[start]

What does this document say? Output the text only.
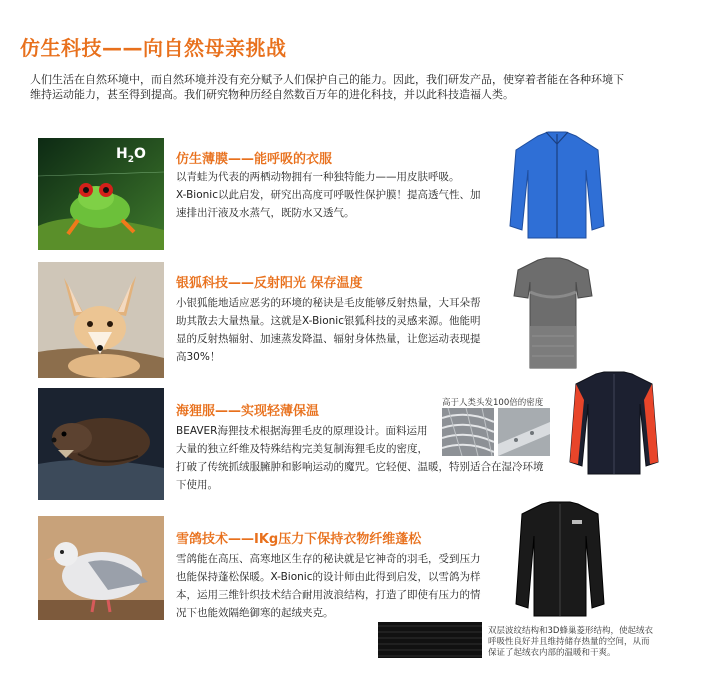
仿生科技——向自然母亲挑战

人们生活在自然环境中，而自然环境并没有充分赋予人们保护自己的能力。因此，我们研发产品，使穿着者能在各种环境下

维持运动能力，甚至得到提高。我们研究物种历经自然数百万年的进化科技，并以此科技造福人类。

$H_2O$ 仿生薄膜——能呼吸的衣服

以青蛙为代表的两栖动物拥有一种独特能力——用皮肤呼吸。

X-Bionic以此启发，研究出高度可呼吸性保护膜！提高透气性、加

速排出汗液及水蒸气，既防水又透气。

银狐科技——反射阳光 保存温度

小银狐能地适应恶劣的环境的秘诀是毛皮能够反射热量，大耳朵帮

助其散去大量热量。这就是X-Bionic银狐科技的灵感来源。他能明

显的反射热辐射、加速蒸发降温、辐射身体热量，让您运动表现提

高30%！

海狸服——实现轻薄保温

BEAVER海狸技术根据海狸毛皮的原理设计。面料运用

大量的独立纤维及特殊结构完美复制海狸毛皮的密度，

打破了传统抓绒服臃肿和影响运动的魔咒。它轻便、温暖，特别适合在湿冷环境

下使用。

高于人类头发100倍的密度
雪鸽技术——IKg压力下保持衣物纤维蓬松

雪鸽能在高压、高寒地区生存的秘诀就是它神奇的羽毛，受到压力

也能保持蓬松保暖。X-Bionic的设计师由此得到启发，以雪鸽为样

本，运用三维针织技术结合耐用波浪结构，打造了即使有压力的情

况下也能效隔绝御寒的起绒夹克。

双层波纹结构和3D蜂巢菱形结构，使起绒衣

呼吸性良好并且维持储存热量的空间，从而

保证了起绒衣内部的温暖和干爽。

[end]

Task directions
Give back all entries exactly. No pictures belong in the copy.

Result of this exercise
What does this document say? Output the text only.
仿生科技——向自然母亲挑战

人们生活在自然环境中，而自然环境并没有充分赋予人们保护自己的能力。因此，我们研发产品，使穿着者能在各种环境下

维持运动能力，甚至得到提高。我们研究物种历经自然数百万年的进化科技，并以此科技造福人类。

$H_2O$ 仿生薄膜——能呼吸的衣服

以青蛙为代表的两栖动物拥有一种独特能力——用皮肤呼吸。

X-Bionic以此启发，研究出高度可呼吸性保护膜！提高透气性、加

速排出汗液及水蒸气，既防水又透气。

银狐科技——反射阳光 保存温度

小银狐能地适应恶劣的环境的秘诀是毛皮能够反射热量，大耳朵帮

助其散去大量热量。这就是X-Bionic银狐科技的灵感来源。他能明

显的反射热辐射、加速蒸发降温、辐射身体热量，让您运动表现提

高30%！

海狸服——实现轻薄保温

BEAVER海狸技术根据海狸毛皮的原理设计。面料运用

大量的独立纤维及特殊结构完美复制海狸毛皮的密度，

打破了传统抓绒服臃肿和影响运动的魔咒。它轻便、温暖，特别适合在湿冷环境

下使用。

高于人类头发100倍的密度
雪鸽技术——IKg压力下保持衣物纤维蓬松

雪鸽能在高压、高寒地区生存的秘诀就是它神奇的羽毛，受到压力

也能保持蓬松保暖。X-Bionic的设计师由此得到启发，以雪鸽为样

本，运用三维针织技术结合耐用波浪结构，打造了即使有压力的情

况下也能效隔绝御寒的起绒夹克。

双层波纹结构和3D蜂巢菱形结构，使起绒衣

呼吸性良好并且维持储存热量的空间，从而

保证了起绒衣内部的温暖和干爽。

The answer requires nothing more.